▶ [What you are asked to do]:
Repeat the material below word for word and leave out all pictures.

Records
——————

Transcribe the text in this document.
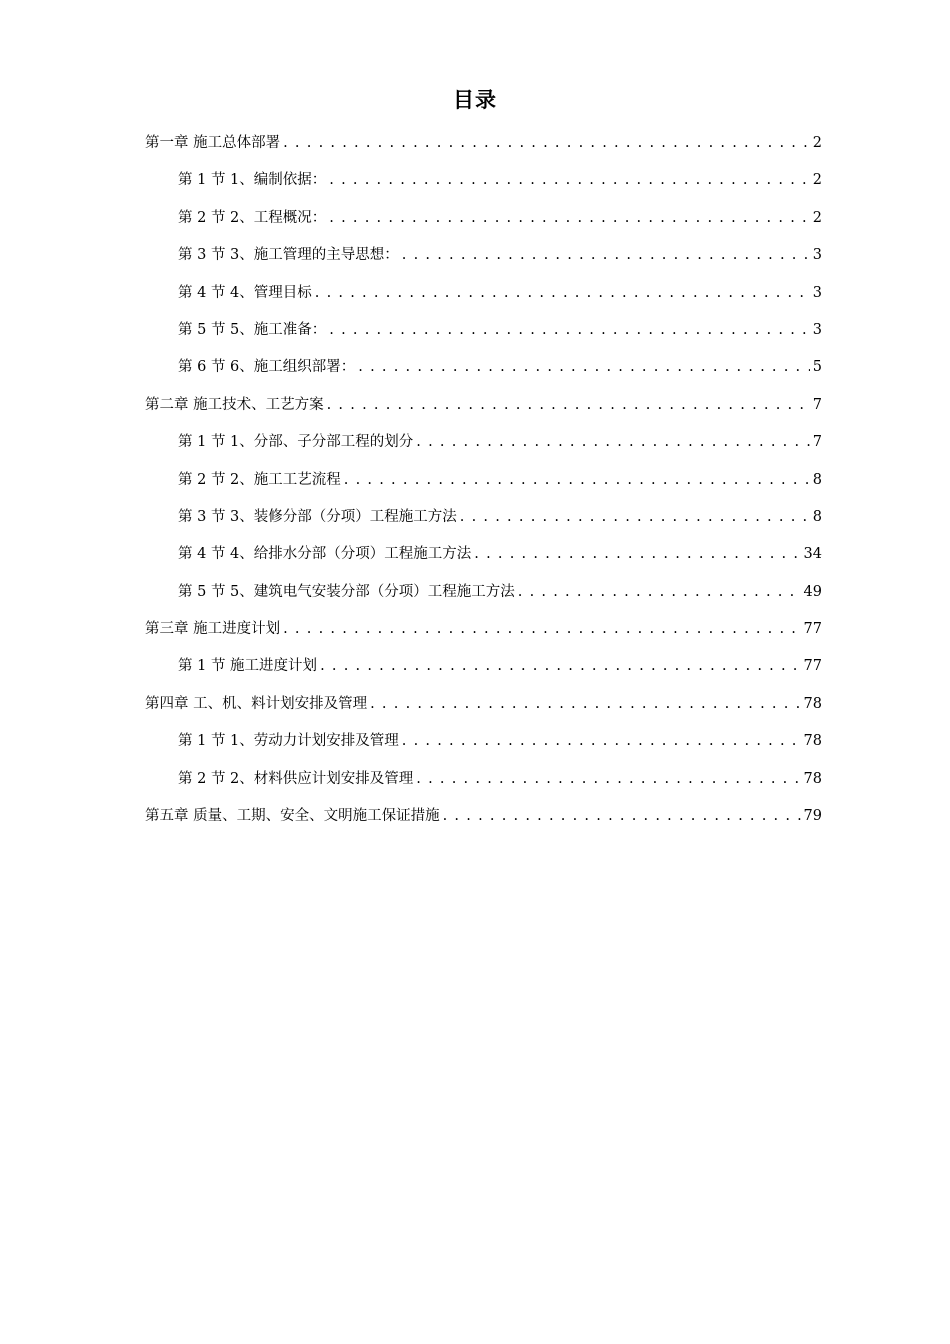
目录
第一章 施工总体部署 . . .	2
第 1 节 1、编制依据： . . .	2
第 2 节 2、工程概况： . . .	2
第 3 节 3、施工管理的主导思想： . . .	3
第 4 节 4、管理目标 . . .	3
第 5 节 5、施工准备： . . .	3
第 6 节 6、施工组织部署： . . .	5
第二章 施工技术、工艺方案 . . .	7
第 1 节 1、分部、子分部工程的划分 . . .	7
第 2 节 2、施工工艺流程 . . .	8
第 3 节 3、装修分部（分项）工程施工方法 . . .	8
第 4 节 4、给排水分部（分项）工程施工方法 . . .	34
第 5 节 5、建筑电气安装分部（分项）工程施工方法 . . .	49
第三章 施工进度计划 . . .	77
第 1 节 施工进度计划 . . .	77
第四章 工、机、料计划安排及管理 . . .	78
第 1 节 1、劳动力计划安排及管理 . . .	78
第 2 节 2、材料供应计划安排及管理 . . .	78
第五章 质量、工期、安全、文明施工保证措施 . . .	79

——————

▶ [Exercise answer]:
Transcribe the text in this document.
目录
第一章 施工总体部署 . . .	2
第 1 节 1、编制依据： . . .	2
第 2 节 2、工程概况： . . .	2
第 3 节 3、施工管理的主导思想： . . .	3
第 4 节 4、管理目标 . . .	3
第 5 节 5、施工准备： . . .	3
第 6 节 6、施工组织部署： . . .	5
第二章 施工技术、工艺方案 . . .	7
第 1 节 1、分部、子分部工程的划分 . . .	7
第 2 节 2、施工工艺流程 . . .	8
第 3 节 3、装修分部（分项）工程施工方法 . . .	8
第 4 节 4、给排水分部（分项）工程施工方法 . . .	34
第 5 节 5、建筑电气安装分部（分项）工程施工方法 . . .	49
第三章 施工进度计划 . . .	77
第 1 节 施工进度计划 . . .	77
第四章 工、机、料计划安排及管理 . . .	78
第 1 节 1、劳动力计划安排及管理 . . .	78
第 2 节 2、材料供应计划安排及管理 . . .	78
第五章 质量、工期、安全、文明施工保证措施 . . .	79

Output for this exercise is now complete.